>> Begin TASK INPUT

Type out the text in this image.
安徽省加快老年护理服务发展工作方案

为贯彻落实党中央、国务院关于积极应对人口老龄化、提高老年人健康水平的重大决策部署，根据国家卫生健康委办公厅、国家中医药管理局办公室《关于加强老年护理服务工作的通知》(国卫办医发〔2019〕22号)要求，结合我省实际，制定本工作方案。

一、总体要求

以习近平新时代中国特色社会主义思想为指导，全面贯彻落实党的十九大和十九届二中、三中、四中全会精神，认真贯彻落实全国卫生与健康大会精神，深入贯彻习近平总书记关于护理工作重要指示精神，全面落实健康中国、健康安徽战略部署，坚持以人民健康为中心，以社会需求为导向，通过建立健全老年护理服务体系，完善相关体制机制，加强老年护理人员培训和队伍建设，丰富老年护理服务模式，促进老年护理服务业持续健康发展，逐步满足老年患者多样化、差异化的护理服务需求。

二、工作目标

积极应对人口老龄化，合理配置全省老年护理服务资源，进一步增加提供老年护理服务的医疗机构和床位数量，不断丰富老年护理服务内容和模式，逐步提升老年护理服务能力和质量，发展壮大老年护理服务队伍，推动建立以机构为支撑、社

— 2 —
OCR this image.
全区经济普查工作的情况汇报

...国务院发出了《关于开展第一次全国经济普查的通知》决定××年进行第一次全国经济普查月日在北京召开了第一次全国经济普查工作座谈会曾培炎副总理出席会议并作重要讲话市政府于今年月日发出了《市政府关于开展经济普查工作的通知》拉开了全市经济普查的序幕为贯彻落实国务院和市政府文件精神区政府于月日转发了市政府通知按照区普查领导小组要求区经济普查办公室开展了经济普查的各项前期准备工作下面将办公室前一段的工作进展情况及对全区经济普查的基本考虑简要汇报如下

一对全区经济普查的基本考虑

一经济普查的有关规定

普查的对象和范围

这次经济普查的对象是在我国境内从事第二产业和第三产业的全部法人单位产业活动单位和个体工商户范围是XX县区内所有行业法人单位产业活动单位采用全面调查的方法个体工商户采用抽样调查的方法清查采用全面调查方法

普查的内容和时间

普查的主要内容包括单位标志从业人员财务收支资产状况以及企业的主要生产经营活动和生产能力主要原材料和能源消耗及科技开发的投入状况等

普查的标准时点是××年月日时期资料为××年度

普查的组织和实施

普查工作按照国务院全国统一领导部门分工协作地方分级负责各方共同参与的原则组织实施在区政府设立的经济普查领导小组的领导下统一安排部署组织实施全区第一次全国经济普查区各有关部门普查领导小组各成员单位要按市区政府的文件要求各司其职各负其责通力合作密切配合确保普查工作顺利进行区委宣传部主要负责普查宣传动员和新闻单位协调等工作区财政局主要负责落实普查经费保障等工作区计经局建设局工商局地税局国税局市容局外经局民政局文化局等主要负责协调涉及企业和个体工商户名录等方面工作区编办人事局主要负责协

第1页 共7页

>> End TASK INPUT

*TASK DESCRIPTION*: Which lines hold the word "this"? Copy every one of them.

*REPLY TO THE EXERCISE*:
Type out the text in this image.
OCR this image.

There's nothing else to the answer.